◆ **EXERCISE AIM**:
What is needed is a copy of each line in the listing that contains "sebagai".

──────────────────────────────

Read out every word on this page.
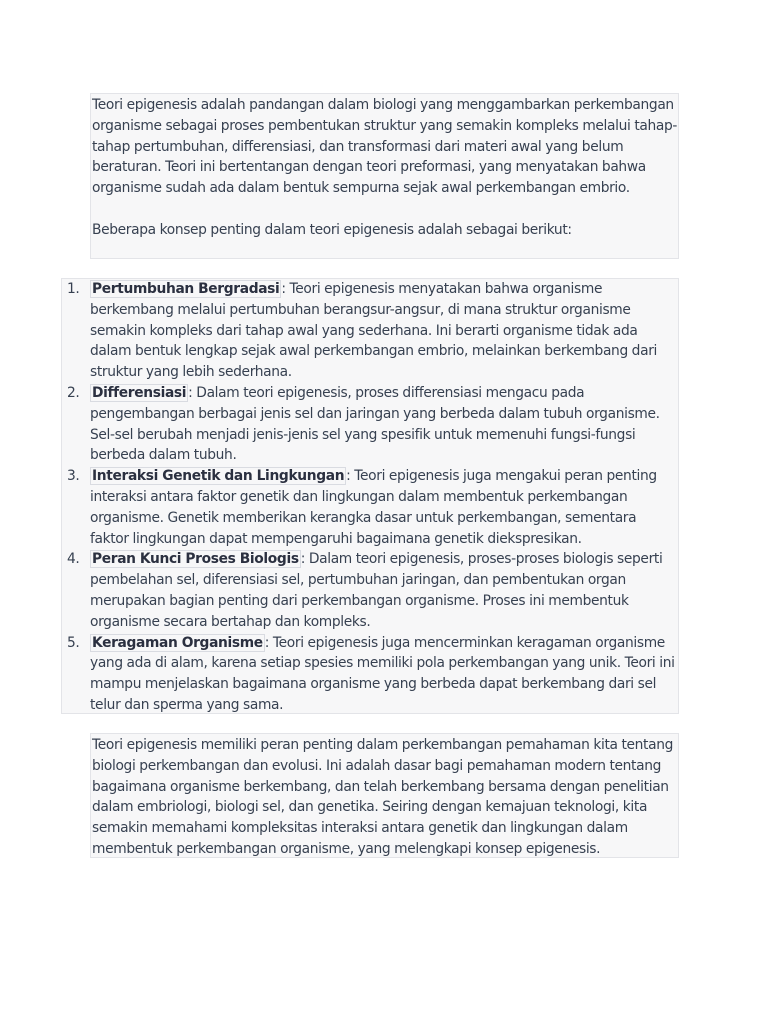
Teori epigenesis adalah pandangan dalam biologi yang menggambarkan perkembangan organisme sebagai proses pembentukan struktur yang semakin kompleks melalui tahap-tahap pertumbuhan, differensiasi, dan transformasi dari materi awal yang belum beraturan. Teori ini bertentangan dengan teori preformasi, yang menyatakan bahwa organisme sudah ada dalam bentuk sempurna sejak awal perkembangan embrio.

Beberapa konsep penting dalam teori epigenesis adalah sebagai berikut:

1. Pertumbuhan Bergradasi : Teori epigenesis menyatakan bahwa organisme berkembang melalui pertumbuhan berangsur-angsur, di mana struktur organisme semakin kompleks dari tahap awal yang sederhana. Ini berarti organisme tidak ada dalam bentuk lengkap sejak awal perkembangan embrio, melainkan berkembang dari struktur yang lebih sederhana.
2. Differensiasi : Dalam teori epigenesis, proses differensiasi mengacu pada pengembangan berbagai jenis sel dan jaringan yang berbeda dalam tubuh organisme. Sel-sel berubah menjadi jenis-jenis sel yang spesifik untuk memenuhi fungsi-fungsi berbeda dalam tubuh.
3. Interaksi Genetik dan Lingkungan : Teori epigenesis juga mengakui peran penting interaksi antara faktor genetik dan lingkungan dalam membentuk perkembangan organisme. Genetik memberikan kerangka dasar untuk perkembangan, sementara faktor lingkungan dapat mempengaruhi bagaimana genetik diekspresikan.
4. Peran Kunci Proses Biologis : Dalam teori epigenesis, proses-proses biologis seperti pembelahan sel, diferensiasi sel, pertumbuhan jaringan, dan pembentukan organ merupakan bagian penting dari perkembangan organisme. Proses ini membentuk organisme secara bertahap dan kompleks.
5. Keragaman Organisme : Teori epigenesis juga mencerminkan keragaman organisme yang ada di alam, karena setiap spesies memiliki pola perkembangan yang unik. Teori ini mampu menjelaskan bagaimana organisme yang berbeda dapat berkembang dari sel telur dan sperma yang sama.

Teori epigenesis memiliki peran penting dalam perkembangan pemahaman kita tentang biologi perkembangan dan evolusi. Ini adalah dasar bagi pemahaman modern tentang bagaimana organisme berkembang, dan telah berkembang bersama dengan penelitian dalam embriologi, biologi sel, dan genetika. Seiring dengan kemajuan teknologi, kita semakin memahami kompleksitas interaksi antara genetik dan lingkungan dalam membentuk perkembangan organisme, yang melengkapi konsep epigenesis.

──────────────────────────────

◆ **SOLUTION**:
Teori epigenesis adalah pandangan dalam biologi yang menggambarkan perkembangan organisme sebagai proses pembentukan struktur yang semakin kompleks melalui tahap-tahap pertumbuhan, differensiasi, dan transformasi dari materi awal yang belum beraturan. Teori ini bertentangan dengan teori preformasi, yang menyatakan bahwa organisme sudah ada dalam bentuk sempurna sejak awal perkembangan embrio.
Beberapa konsep penting dalam teori epigenesis adalah sebagai berikut:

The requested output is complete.